(Stored records)

—————

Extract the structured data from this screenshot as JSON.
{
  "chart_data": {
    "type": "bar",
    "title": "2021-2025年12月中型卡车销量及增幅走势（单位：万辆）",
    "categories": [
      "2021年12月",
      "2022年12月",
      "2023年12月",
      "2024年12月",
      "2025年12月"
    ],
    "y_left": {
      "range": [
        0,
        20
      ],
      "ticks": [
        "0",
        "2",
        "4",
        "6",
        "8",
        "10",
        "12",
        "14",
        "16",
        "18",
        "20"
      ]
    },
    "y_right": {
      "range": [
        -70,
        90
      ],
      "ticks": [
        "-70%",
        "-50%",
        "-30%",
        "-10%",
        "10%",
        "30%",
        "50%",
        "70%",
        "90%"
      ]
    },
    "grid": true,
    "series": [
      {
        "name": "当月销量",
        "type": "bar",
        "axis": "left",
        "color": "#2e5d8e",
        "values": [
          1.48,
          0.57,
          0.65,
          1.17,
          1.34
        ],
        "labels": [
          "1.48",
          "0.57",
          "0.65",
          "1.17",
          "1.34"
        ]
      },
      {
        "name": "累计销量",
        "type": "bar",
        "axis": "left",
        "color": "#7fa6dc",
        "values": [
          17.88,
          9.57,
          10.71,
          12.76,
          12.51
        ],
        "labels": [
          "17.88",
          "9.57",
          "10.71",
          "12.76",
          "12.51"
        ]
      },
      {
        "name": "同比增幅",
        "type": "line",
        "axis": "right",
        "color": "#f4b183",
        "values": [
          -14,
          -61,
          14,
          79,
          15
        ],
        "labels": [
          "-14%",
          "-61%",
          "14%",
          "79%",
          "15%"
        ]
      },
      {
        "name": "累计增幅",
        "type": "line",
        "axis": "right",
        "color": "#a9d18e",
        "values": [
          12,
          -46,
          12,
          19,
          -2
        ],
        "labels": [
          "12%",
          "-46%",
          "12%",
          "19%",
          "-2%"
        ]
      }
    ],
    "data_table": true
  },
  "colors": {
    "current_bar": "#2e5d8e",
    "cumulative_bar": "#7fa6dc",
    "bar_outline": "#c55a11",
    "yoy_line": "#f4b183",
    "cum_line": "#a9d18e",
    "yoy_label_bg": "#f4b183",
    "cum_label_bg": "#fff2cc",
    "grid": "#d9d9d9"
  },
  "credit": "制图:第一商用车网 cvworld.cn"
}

—————

# [STATED GOAL]
Go through the listing and print each line exactly as it appears.

# [CORRECT RESULT]
Extract the structured data from this screenshot as JSON.
{
  "chart_data": {
    "type": "bar",
    "title": "2021-2025年12月中型卡车销量及增幅走势（单位：万辆）",
    "categories": [
      "2021年12月",
      "2022年12月",
      "2023年12月",
      "2024年12月",
      "2025年12月"
    ],
    "y_left": {
      "range": [
        0,
        20
      ],
      "ticks": [
        "0",
        "2",
        "4",
        "6",
        "8",
        "10",
        "12",
        "14",
        "16",
        "18",
        "20"
      ]
    },
    "y_right": {
      "range": [
        -70,
        90
      ],
      "ticks": [
        "-70%",
        "-50%",
        "-30%",
        "-10%",
        "10%",
        "30%",
        "50%",
        "70%",
        "90%"
      ]
    },
    "grid": true,
    "series": [
      {
        "name": "当月销量",
        "type": "bar",
        "axis": "left",
        "color": "#2e5d8e",
        "values": [
          1.48,
          0.57,
          0.65,
          1.17,
          1.34
        ],
        "labels": [
          "1.48",
          "0.57",
          "0.65",
          "1.17",
          "1.34"
        ]
      },
      {
        "name": "累计销量",
        "type": "bar",
        "axis": "left",
        "color": "#7fa6dc",
        "values": [
          17.88,
          9.57,
          10.71,
          12.76,
          12.51
        ],
        "labels": [
          "17.88",
          "9.57",
          "10.71",
          "12.76",
          "12.51"
        ]
      },
      {
        "name": "同比增幅",
        "type": "line",
        "axis": "right",
        "color": "#f4b183",
        "values": [
          -14,
          -61,
          14,
          79,
          15
        ],
        "labels": [
          "-14%",
          "-61%",
          "14%",
          "79%",
          "15%"
        ]
      },
      {
        "name": "累计增幅",
        "type": "line",
        "axis": "right",
        "color": "#a9d18e",
        "values": [
          12,
          -46,
          12,
          19,
          -2
        ],
        "labels": [
          "12%",
          "-46%",
          "12%",
          "19%",
          "-2%"
        ]
      }
    ],
    "data_table": true
  },
  "colors": {
    "current_bar": "#2e5d8e",
    "cumulative_bar": "#7fa6dc",
    "bar_outline": "#c55a11",
    "yoy_line": "#f4b183",
    "cum_line": "#a9d18e",
    "yoy_label_bg": "#f4b183",
    "cum_label_bg": "#fff2cc",
    "grid": "#d9d9d9"
  },
  "credit": "制图:第一商用车网 cvworld.cn"
}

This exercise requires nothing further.